• _Your objective_
Select the lines that hold the word "Déficits" and copy each one.

• _Entries provided_
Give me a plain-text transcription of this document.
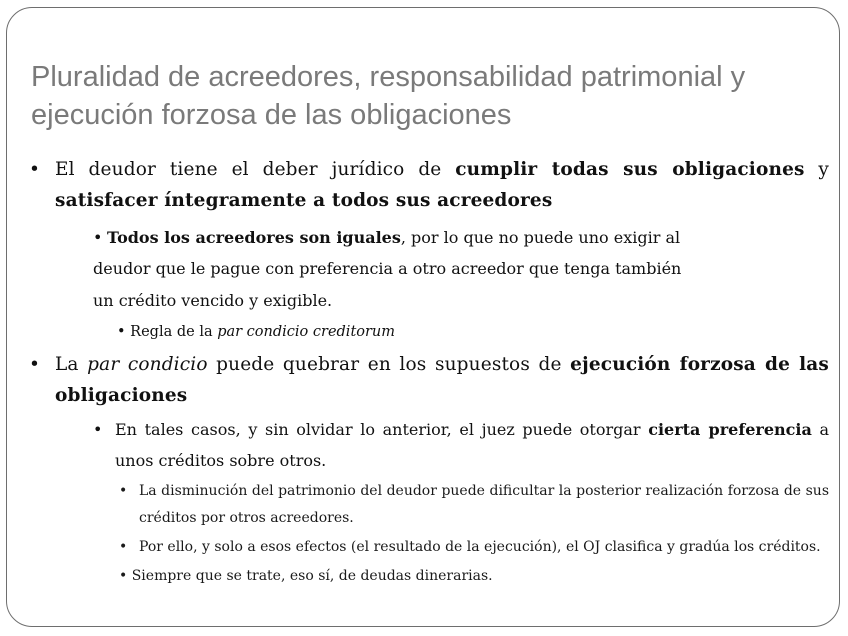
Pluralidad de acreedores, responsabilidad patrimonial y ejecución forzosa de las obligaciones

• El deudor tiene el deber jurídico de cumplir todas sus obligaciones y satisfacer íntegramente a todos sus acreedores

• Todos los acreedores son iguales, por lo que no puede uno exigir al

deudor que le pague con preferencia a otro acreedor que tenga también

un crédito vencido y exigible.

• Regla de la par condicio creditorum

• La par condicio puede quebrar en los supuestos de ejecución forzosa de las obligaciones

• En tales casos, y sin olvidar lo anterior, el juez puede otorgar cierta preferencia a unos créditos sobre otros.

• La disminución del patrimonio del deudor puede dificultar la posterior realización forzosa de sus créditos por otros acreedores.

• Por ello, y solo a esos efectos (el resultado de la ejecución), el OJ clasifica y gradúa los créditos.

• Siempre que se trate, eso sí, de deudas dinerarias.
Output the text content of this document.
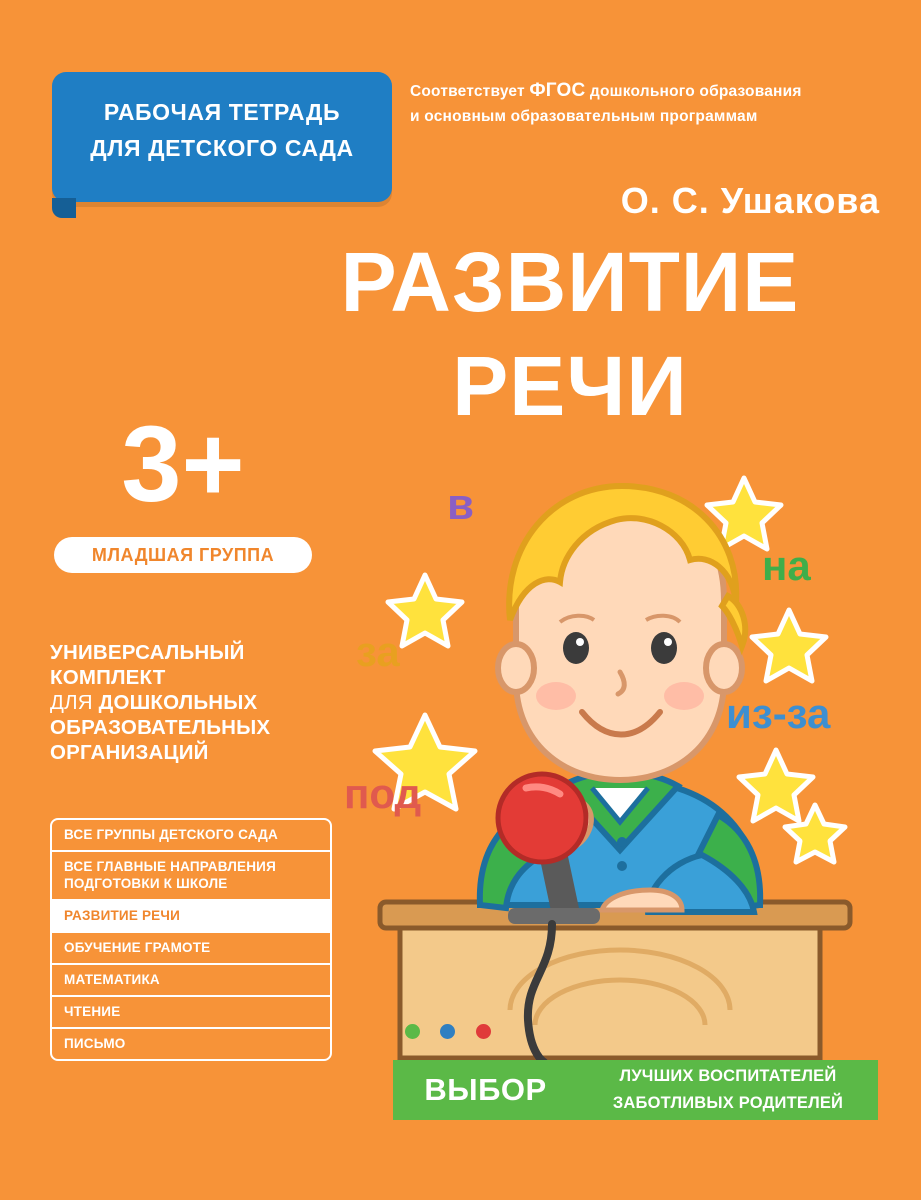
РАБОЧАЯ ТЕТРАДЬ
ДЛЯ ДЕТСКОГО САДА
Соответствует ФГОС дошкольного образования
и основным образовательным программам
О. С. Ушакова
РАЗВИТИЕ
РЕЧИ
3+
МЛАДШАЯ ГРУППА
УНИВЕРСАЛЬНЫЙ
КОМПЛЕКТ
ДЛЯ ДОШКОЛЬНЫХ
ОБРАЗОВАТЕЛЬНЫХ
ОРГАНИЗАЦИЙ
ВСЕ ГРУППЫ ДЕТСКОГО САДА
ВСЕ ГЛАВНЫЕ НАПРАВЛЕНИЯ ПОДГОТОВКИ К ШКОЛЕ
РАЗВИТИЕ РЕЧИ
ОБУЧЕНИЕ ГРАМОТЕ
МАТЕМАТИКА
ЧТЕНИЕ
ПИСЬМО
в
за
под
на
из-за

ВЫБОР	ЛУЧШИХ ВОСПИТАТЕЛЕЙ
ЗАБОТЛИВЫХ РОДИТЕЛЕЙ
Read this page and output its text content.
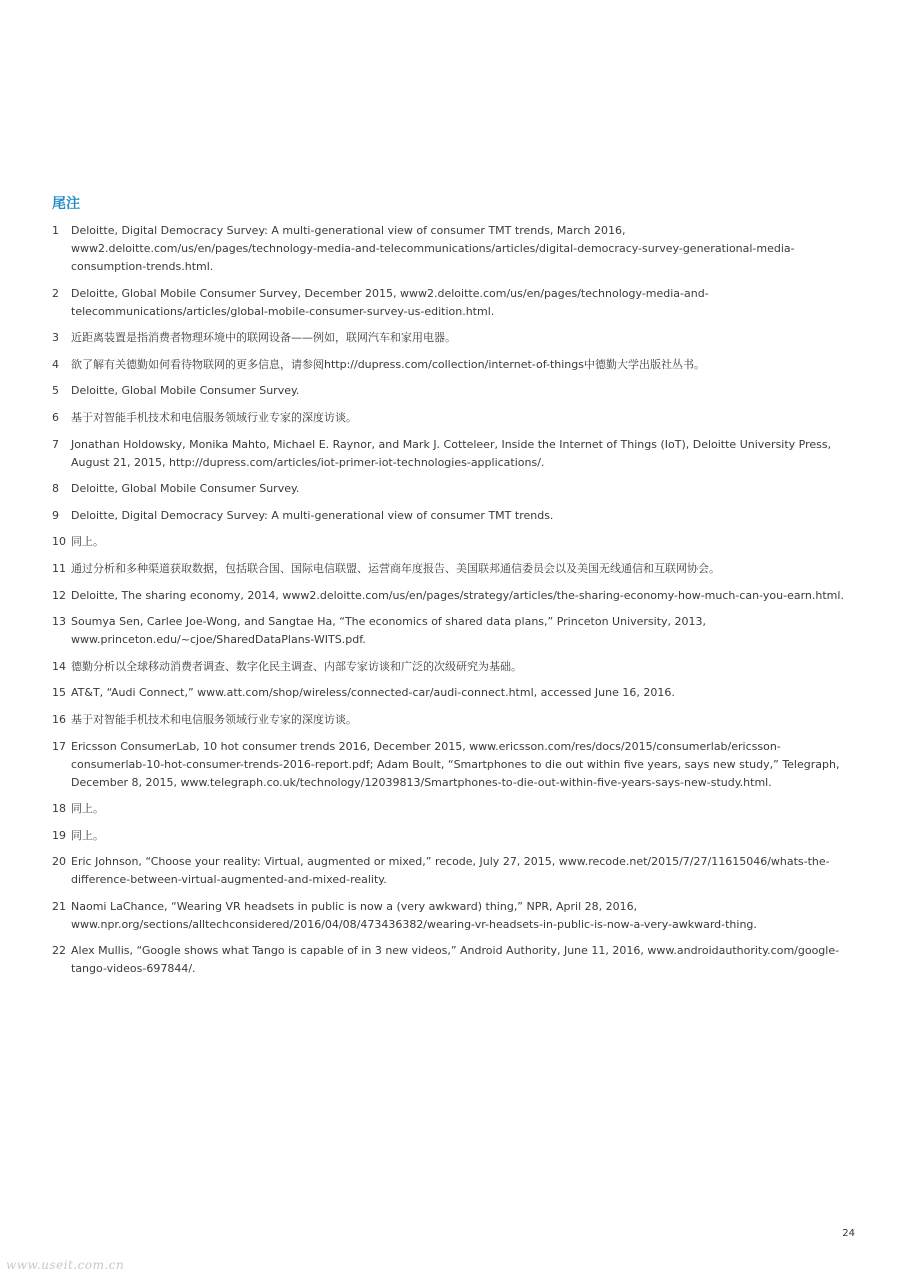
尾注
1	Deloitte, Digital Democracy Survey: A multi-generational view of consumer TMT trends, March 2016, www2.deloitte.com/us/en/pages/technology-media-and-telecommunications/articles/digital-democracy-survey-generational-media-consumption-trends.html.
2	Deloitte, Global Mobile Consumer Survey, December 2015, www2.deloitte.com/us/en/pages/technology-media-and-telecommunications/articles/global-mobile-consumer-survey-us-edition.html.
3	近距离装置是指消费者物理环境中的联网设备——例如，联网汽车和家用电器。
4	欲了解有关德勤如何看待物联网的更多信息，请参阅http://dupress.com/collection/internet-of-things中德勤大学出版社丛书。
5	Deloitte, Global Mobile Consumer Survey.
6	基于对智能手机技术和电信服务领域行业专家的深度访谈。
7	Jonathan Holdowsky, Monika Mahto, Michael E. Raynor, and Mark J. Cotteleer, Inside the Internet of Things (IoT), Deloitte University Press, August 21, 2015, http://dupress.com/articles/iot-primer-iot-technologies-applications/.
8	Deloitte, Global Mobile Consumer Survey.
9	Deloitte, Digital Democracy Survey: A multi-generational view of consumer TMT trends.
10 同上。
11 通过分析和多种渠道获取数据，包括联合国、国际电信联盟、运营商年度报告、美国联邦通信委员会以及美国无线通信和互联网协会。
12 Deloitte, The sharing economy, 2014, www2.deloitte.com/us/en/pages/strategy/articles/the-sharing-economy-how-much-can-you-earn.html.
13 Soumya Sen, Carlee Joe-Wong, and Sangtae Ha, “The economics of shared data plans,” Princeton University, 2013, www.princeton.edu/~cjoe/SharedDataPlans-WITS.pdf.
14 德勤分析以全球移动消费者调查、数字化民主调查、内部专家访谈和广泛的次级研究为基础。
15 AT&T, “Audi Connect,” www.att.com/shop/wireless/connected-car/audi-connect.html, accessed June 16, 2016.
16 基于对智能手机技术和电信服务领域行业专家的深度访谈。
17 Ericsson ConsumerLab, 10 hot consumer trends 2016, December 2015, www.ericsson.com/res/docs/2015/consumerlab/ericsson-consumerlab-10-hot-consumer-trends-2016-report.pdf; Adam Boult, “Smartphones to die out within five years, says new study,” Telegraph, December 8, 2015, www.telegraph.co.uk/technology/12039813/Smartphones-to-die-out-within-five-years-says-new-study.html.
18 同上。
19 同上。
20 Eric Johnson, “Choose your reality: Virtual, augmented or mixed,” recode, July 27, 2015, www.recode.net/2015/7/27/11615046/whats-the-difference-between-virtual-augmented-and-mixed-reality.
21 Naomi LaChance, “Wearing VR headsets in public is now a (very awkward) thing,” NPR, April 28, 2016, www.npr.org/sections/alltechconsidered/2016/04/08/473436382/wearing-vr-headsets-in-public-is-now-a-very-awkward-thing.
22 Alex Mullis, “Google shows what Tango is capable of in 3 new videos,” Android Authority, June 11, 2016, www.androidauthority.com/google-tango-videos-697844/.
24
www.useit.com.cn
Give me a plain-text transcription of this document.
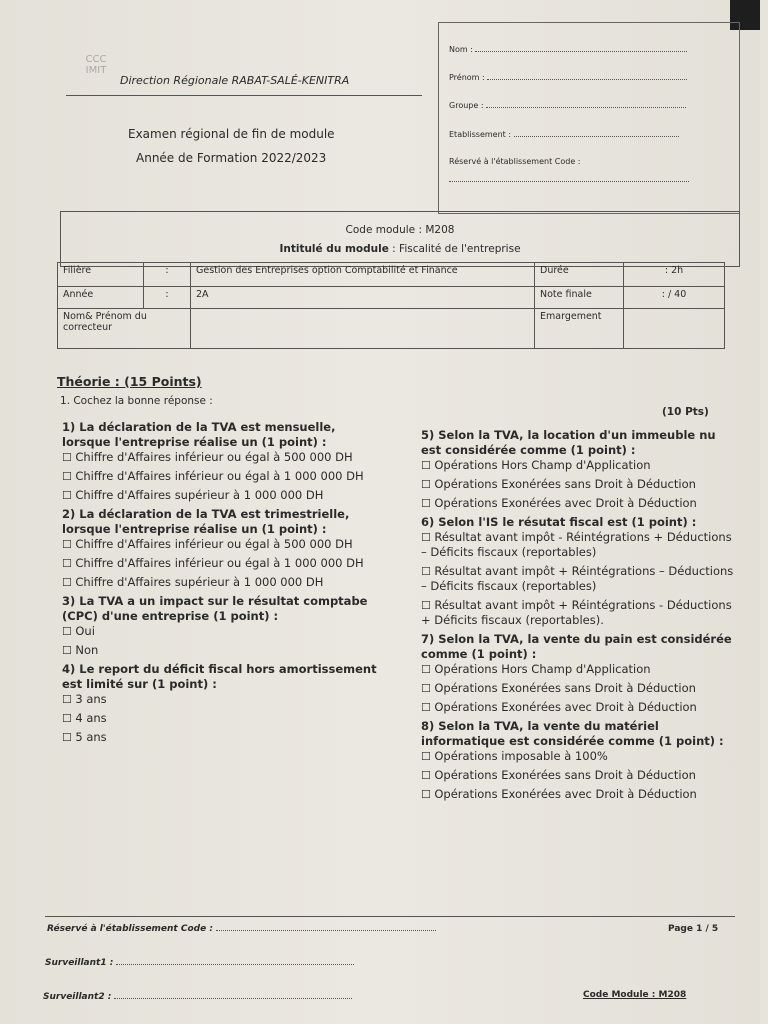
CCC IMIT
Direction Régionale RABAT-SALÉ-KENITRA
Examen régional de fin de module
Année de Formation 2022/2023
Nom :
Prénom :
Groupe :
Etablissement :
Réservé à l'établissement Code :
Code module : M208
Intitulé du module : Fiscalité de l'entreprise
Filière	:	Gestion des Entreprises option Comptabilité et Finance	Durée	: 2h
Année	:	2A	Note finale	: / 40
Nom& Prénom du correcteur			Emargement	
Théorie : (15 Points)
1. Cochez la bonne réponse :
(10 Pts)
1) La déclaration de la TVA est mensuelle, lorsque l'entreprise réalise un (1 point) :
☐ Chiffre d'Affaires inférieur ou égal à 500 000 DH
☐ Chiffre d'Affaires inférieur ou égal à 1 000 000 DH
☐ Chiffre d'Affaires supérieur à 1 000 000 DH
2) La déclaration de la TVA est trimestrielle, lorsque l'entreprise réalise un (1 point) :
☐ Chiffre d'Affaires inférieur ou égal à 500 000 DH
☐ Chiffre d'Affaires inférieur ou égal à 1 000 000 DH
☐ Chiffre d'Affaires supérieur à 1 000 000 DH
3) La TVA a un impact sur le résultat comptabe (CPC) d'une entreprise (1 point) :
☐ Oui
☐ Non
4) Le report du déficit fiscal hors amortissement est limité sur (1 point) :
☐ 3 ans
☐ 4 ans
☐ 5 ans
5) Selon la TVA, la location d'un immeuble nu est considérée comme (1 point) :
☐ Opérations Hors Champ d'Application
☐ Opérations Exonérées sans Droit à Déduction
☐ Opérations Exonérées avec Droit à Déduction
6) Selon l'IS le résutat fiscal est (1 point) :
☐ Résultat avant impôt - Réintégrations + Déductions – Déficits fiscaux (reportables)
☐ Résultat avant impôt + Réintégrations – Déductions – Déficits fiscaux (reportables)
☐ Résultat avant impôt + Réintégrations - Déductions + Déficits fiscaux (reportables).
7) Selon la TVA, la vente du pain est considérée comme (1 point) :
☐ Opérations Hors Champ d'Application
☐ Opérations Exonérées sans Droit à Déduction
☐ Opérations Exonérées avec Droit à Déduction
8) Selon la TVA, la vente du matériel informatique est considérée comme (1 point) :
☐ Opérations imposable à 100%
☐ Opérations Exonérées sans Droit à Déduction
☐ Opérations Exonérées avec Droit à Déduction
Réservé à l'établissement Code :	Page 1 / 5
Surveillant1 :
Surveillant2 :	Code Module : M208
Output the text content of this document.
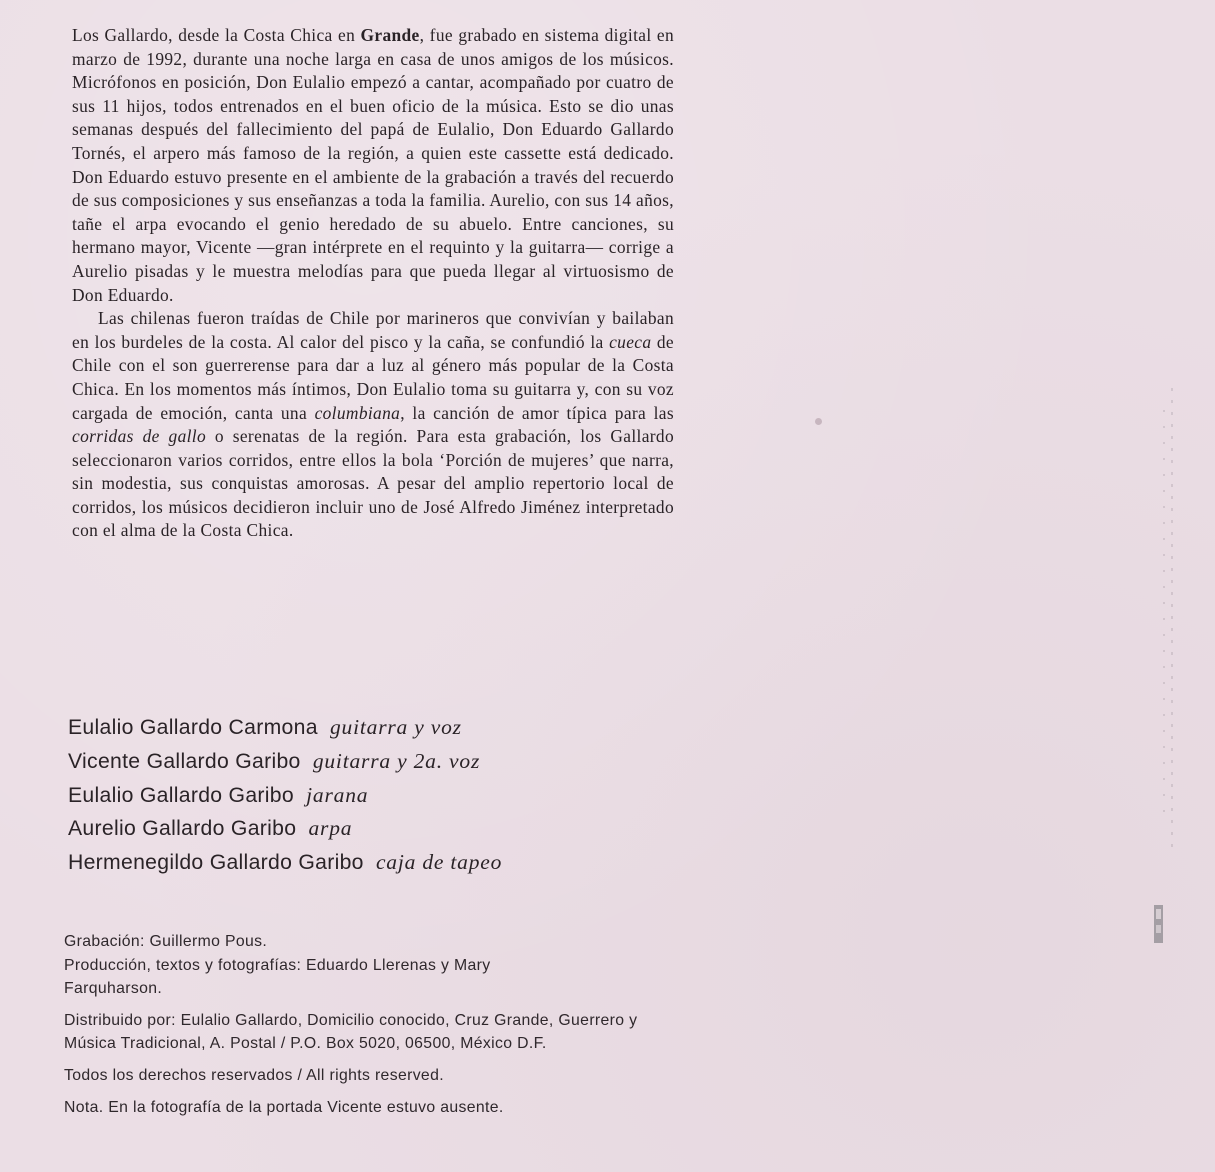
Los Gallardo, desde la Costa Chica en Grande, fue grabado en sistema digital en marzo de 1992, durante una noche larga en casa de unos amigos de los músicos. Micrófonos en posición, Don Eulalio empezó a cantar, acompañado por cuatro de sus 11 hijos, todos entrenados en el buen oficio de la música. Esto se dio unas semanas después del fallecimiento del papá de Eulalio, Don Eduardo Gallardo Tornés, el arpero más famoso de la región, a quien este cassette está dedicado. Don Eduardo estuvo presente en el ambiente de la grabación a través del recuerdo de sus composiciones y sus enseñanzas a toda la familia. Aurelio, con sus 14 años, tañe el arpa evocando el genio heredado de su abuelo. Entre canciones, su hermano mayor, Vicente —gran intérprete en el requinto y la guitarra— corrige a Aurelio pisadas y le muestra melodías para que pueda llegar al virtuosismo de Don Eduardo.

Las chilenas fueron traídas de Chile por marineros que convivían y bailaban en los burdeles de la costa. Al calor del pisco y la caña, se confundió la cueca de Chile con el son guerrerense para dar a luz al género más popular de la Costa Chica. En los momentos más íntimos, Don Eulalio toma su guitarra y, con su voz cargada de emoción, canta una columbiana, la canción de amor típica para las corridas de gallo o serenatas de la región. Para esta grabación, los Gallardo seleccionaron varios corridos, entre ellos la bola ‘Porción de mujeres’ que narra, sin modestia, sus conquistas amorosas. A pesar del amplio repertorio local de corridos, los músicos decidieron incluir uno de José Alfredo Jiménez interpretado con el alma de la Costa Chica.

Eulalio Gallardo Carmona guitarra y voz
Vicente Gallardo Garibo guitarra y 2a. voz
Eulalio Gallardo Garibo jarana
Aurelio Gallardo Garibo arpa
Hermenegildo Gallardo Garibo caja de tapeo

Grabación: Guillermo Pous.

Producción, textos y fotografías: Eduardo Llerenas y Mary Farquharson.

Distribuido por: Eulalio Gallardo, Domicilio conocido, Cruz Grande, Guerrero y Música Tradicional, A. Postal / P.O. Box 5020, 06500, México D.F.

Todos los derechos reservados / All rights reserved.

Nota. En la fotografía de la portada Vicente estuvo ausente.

• _Answer to the exercise_
☐ Résultat avant impôt - Réintégrations + Déductions – Déficits fiscaux (reportables)
☐ Résultat avant impôt + Réintégrations – Déductions – Déficits fiscaux (reportables)
☐ Résultat avant impôt + Réintégrations - Déductions + Déficits fiscaux (reportables).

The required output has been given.